Recul des activités de capital-risque

 

Les fonds de capital-risque opèrent en dehors des marchés boursiers, et il est fréquent qu’ils rachètent des entreprises pour les transformer et les revendre plus tard en empochant un bénéfice ou les introduire en bourse. Sur le front des rachats d’entreprises par des fonds de capital-risque, on observe là aussi une tendance à la hausse des transactions nationales, à mettre en regard avec une baisse des investissements étrangers. Sur 2023, les acquisitions de fonds de capital-risque ont reculé de 18%, à 77 transactions (contre 94 transactions en 2022). Sont concernées au premier chef les transactions Inbound réalisées par des acheteurs étrangers. En revanche, les acquisitions de PME suisses par des fonds de capital-risque eux-mêmes suisses ont accusé une forte augmentation. Elles représentent désormais 42% de l’ensemble des acquisitions, le chiffre le plus élevé jamais enregistré depuis 2013. Ce dernier point s’explique par les coûts de financement (taux d’intérêt), qui demeurent relativement bas en Suisse.
==============================
### EXERCICE
Résumez en deux phrases le passage sur le recul du capital-risque.

Éléments conservés d'une collection:
==============================
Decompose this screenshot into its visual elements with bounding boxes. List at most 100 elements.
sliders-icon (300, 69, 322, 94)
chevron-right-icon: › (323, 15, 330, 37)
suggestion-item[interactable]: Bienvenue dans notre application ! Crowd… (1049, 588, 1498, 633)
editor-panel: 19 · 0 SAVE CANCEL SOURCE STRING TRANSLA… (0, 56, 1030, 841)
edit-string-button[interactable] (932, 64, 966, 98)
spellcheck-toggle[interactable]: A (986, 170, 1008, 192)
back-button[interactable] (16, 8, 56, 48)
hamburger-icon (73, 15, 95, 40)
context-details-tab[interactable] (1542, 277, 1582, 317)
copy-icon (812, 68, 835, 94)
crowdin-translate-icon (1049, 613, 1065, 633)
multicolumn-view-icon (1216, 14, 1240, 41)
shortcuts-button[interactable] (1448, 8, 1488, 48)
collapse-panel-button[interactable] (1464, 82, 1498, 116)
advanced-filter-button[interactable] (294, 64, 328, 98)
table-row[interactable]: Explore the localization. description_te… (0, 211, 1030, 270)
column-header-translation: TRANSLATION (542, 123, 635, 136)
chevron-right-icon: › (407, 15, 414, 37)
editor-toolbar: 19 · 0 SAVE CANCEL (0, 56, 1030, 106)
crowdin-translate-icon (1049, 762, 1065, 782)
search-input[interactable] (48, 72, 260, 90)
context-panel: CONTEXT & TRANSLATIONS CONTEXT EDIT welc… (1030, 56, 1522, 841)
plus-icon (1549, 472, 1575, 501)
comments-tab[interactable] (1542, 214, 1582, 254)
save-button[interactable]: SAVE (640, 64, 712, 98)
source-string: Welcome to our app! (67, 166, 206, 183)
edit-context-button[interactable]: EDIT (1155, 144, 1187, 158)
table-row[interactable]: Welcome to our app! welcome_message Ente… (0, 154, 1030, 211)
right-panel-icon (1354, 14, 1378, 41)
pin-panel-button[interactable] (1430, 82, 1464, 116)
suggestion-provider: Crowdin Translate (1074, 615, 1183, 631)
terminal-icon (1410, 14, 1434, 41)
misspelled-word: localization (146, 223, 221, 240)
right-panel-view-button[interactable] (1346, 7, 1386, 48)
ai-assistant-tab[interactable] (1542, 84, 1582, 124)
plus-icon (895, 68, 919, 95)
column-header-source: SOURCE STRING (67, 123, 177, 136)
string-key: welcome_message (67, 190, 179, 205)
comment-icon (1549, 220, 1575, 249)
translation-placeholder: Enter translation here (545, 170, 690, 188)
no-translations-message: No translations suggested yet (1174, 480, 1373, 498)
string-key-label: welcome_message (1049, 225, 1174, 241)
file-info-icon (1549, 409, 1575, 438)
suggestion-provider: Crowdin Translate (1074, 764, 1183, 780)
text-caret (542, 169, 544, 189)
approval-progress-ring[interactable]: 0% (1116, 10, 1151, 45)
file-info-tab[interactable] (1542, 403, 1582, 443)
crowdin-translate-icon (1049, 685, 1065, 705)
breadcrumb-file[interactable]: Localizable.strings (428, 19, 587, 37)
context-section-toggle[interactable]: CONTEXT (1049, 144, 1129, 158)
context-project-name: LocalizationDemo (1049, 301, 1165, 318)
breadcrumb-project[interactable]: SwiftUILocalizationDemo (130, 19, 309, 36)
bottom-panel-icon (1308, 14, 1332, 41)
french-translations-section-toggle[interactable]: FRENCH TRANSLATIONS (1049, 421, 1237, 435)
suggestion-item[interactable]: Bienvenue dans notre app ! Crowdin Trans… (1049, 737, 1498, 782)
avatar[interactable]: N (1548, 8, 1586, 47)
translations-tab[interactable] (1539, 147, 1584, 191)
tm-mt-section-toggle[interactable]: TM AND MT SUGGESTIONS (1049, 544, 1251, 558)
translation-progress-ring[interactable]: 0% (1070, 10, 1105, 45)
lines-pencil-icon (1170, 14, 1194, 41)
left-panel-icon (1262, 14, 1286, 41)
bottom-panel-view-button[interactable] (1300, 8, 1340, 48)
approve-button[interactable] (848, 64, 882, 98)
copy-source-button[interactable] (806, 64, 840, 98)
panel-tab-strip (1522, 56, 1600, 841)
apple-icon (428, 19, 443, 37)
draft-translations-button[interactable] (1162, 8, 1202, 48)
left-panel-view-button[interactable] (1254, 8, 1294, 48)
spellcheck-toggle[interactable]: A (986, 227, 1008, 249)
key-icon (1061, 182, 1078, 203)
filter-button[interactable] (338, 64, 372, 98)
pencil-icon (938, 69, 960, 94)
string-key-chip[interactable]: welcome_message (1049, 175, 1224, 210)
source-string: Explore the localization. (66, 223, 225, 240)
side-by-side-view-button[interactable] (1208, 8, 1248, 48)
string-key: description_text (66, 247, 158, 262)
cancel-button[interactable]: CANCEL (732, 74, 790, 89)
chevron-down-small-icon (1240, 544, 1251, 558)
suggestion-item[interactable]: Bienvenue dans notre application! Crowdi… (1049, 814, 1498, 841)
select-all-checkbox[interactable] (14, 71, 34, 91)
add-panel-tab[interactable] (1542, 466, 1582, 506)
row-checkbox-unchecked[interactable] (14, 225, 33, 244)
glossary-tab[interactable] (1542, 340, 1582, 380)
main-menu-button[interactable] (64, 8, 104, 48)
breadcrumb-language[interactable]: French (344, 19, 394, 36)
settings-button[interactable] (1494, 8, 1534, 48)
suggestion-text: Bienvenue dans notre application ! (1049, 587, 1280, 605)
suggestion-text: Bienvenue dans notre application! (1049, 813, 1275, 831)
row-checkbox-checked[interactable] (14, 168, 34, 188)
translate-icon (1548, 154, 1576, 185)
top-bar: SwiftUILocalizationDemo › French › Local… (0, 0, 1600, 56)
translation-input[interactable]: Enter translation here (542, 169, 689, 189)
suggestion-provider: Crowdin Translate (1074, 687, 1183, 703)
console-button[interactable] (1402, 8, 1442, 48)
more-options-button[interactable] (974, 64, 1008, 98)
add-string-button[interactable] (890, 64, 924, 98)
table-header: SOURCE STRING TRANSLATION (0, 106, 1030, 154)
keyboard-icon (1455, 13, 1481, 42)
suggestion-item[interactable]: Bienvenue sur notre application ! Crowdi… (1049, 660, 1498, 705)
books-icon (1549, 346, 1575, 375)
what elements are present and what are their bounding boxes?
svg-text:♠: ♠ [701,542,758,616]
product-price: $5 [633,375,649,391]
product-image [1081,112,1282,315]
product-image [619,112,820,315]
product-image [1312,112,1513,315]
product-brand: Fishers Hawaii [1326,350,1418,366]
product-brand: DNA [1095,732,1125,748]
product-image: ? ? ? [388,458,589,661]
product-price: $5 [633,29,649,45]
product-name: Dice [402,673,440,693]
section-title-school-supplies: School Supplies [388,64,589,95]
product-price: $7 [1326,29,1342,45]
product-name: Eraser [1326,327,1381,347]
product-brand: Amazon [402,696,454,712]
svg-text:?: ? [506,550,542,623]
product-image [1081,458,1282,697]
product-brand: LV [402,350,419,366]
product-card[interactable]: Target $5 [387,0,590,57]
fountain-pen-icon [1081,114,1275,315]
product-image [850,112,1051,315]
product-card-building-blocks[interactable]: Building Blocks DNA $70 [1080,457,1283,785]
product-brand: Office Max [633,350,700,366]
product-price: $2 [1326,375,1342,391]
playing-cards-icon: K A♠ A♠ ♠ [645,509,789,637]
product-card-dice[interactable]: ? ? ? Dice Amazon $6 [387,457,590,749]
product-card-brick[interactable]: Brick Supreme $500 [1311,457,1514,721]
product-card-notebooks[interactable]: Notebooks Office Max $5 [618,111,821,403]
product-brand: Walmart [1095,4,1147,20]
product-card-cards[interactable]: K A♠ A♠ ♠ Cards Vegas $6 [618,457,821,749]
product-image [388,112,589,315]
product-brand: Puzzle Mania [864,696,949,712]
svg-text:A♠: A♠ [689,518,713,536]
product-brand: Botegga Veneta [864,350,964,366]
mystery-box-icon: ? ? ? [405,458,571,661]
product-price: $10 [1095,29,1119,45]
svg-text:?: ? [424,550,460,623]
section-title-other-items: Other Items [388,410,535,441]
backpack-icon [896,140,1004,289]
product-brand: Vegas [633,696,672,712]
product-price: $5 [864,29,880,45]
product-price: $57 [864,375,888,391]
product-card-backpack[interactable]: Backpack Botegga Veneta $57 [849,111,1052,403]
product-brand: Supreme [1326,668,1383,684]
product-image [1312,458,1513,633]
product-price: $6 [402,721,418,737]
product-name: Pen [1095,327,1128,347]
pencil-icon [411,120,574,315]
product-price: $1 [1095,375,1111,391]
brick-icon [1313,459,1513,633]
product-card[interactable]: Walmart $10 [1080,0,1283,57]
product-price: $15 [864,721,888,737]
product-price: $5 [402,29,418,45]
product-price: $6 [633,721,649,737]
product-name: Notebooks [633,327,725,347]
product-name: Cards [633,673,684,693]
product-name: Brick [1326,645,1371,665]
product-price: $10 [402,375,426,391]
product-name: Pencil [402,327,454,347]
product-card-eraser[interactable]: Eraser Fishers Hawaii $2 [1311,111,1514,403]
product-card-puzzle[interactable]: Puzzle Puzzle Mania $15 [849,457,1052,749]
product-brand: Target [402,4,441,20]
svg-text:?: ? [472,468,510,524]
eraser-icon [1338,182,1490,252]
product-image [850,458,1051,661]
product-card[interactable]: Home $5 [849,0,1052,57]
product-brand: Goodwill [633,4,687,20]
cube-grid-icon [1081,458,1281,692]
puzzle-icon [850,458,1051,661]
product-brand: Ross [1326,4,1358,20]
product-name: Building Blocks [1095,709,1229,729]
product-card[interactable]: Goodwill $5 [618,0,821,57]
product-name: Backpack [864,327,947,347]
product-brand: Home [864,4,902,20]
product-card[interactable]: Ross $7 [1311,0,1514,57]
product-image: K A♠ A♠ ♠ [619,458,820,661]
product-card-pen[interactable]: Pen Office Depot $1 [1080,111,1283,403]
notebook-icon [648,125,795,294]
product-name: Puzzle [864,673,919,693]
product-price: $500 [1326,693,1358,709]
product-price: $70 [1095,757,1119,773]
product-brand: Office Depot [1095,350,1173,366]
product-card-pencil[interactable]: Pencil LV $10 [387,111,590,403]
==============================
### RÉSULTAT
En 2023, les acquisitions par des fonds de capital-risque ont reculé de 18 %, à 77 transactions contre 94 en 2022, une baisse qui touche d'abord les transactions Inbound réalisées par des acheteurs étrangers. Les rachats de PME suisses par des fonds suisses ont au contraire fortement augmenté et représentent désormais 42 % de l'ensemble des acquisitions, le chiffre le plus élevé depuis 2013, ce qui s'explique par des coûts de financement restés relativement bas en Suisse.